Collected data entries:
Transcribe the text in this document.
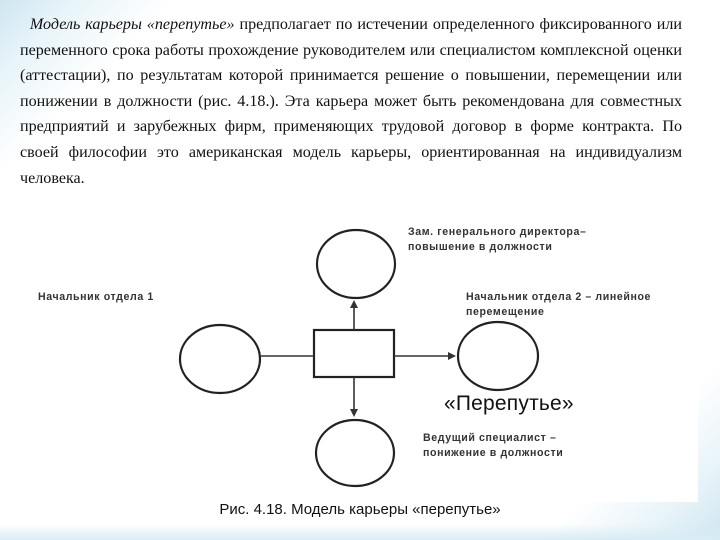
Модель карьеры «перепутье» предполагает по истечении определенного фиксированного или переменного срока работы прохождение руководителем или специалистом комплексной оценки (аттестации), по результатам которой принимается решение о повышении, перемещении или понижении в должности (рис. 4.18.). Эта карьера может быть рекомендована для совместных предприятий и зарубежных фирм, применяющих трудовой договор в форме контракта. По своей философии это американская модель карьеры, ориентированная на индивидуализм человека.
Зам. генерального директора–
повышение в должности
Начальник отдела 1	Начальник отдела 2 – линейное
перемещение
«Перепутье»
Ведущий специалист –
понижение в должности
Рис. 4.18. Модель карьеры «перепутье»
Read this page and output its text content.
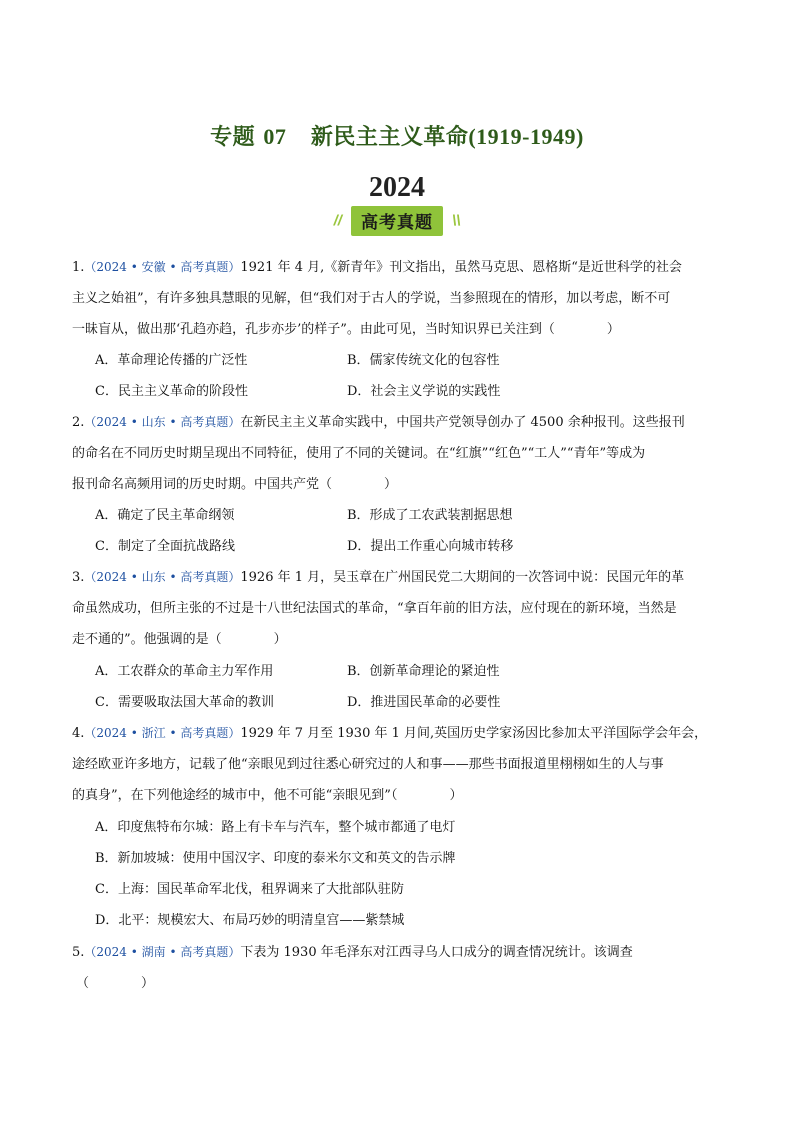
专题 07 新民主主义革命(1919-1949)
2024
// 高考真题 \\
1.（2024 • 安徽 • 高考真题）1921 年 4 月,《新青年》刊文指出，虽然马克思、恩格斯“是近世科学的社会
主义之始祖”，有许多独具慧眼的见解，但“我们对于古人的学说，当参照现在的情形，加以考虑，断不可
一昧盲从，做出那‘孔趋亦趋，孔步亦步’的样子”。由此可见，当时知识界已关注到（　　　　）
A．革命理论传播的广泛性	B．儒家传统文化的包容性
C．民主主义革命的阶段性	D．社会主义学说的实践性
2.（2024 • 山东 • 高考真题）在新民主主义革命实践中，中国共产党领导创办了 4500 余种报刊。这些报刊
的命名在不同历史时期呈现出不同特征，使用了不同的关键词。在“红旗”“红色”“工人”“青年”等成为
报刊命名高频用词的历史时期。中国共产党（　　　　）
A．确定了民主革命纲领	B．形成了工农武装割据思想
C．制定了全面抗战路线	D．提出工作重心向城市转移
3.（2024 • 山东 • 高考真题）1926 年 1 月，吴玉章在广州国民党二大期间的一次答词中说：民国元年的革
命虽然成功，但所主张的不过是十八世纪法国式的革命，“拿百年前的旧方法，应付现在的新环境，当然是
走不通的”。他强调的是（　　　　）
A．工农群众的革命主力军作用	B．创新革命理论的紧迫性
C．需要吸取法国大革命的教训	D．推进国民革命的必要性
4.（2024 • 浙江 • 高考真题）1929 年 7 月至 1930 年 1 月间,英国历史学家汤因比参加太平洋国际学会年会，
途经欧亚许多地方，记载了他“亲眼见到过往悉心研究过的人和事——那些书面报道里栩栩如生的人与事
的真身”，在下列他途经的城市中，他不可能“亲眼见到”（　　　　）
A．印度焦特布尔城：路上有卡车与汽车，整个城市都通了电灯
B．新加坡城：使用中国汉字、印度的泰米尔文和英文的告示牌
C．上海：国民革命军北伐，租界调来了大批部队驻防
D．北平：规模宏大、布局巧妙的明清皇宫——紫禁城
5.（2024 • 湖南 • 高考真题）下表为 1930 年毛泽东对江西寻乌人口成分的调查情况统计。该调查
（　　　　）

§ DIRECTIVE: Pull every line containing the word "должности" out of the entries above.

§ ANSWER TO THE TASK:
Модель карьеры «перепутье» предполагает по истечении определенного фиксированного или переменного срока работы прохождение руководителем или специалистом комплексной оценки (аттестации), по результатам которой принимается решение о повышении, перемещении или понижении в должности (рис. 4.18.). Эта карьера может быть рекомендована для совместных предприятий и зарубежных фирм, применяющих трудовой договор в форме контракта. По своей философии это американская модель карьеры, ориентированная на индивидуализм человека.
повышение в должности
понижение в должности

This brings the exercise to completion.